Toujours dans cette intention de rester proches des corps, elles ont judicieusement écarté l’idée d’ajouter du grain au film. Ni par le moyen des textures disponibles dans l'Alexa 35, ni en post-production. Au moment de démarrer l’étalonnage, elles ont pu tester avec Vincent Amor différents types de grain mais le choix s’est confirmé très vite de ne rien ajouter, pour ne surtout pas mettre de la distance entre les personnages et le spectateur.
COMIC BOOK
L’histoire des Femmes au balcon pourrait être tragique. Les trois personnages principaux vivent des situations extrêmes qui pourraient les briser et les laisser tristes, ternes, épuisées. Mais ce n’est pas du tout là où veut les amener la réalisatrice. Au contraire c’est la vie qui explose, le drame est une source de drôlerie vivifiante et ces trois femmes sont pétillantes, impétueuses, courageuses et sans limite. Pour illustrer cet état d’esprit, la réalisatrice, la directrice photo et la cheffe de la décoration, Chloé Cambournac, ont mis le cap sur la couleur, pure, vive et brillante.

Données brutes
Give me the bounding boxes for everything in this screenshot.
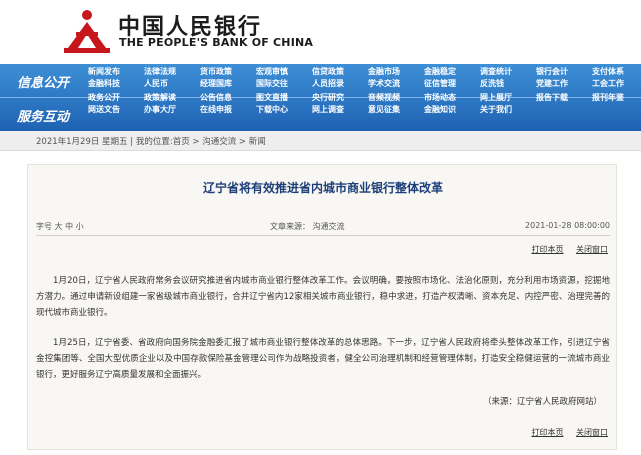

Consignes
**a.** Recopiez le passage de la page sur Les Femmes au balcon en commençant par « Toujours dans cette » et en terminant par « et le spectateur. ».
**b.** Répondez aux questions suivantes d'après la page sur Les Femmes au balcon.
(i) Avec qui ont-elles testé différents types de grain au moment de démarrer l'étalonnage ?
(ii) Quelle caméra est citée pour ses textures disponibles ?
(iii) Qui est la cheffe de la décoration ?

Réponses aux consignes
**a.**
Toujours dans cette intention de rester proches des corps, elles ont judicieusement écarté l’idée d’ajouter du grain au film. Ni par le moyen des textures disponibles dans l'Alexa 35, ni en post-production. Au moment de démarrer l’étalonnage, elles ont pu tester avec Vincent Amor différents types de grain mais le choix s’est confirmé très vite de ne rien ajouter, pour ne surtout pas mettre de la distance entre les personnages et le spectateur.

**b.**
(i) Avec Vincent Amor.
(ii) L'Alexa 35.
(iii) Chloé Cambournac.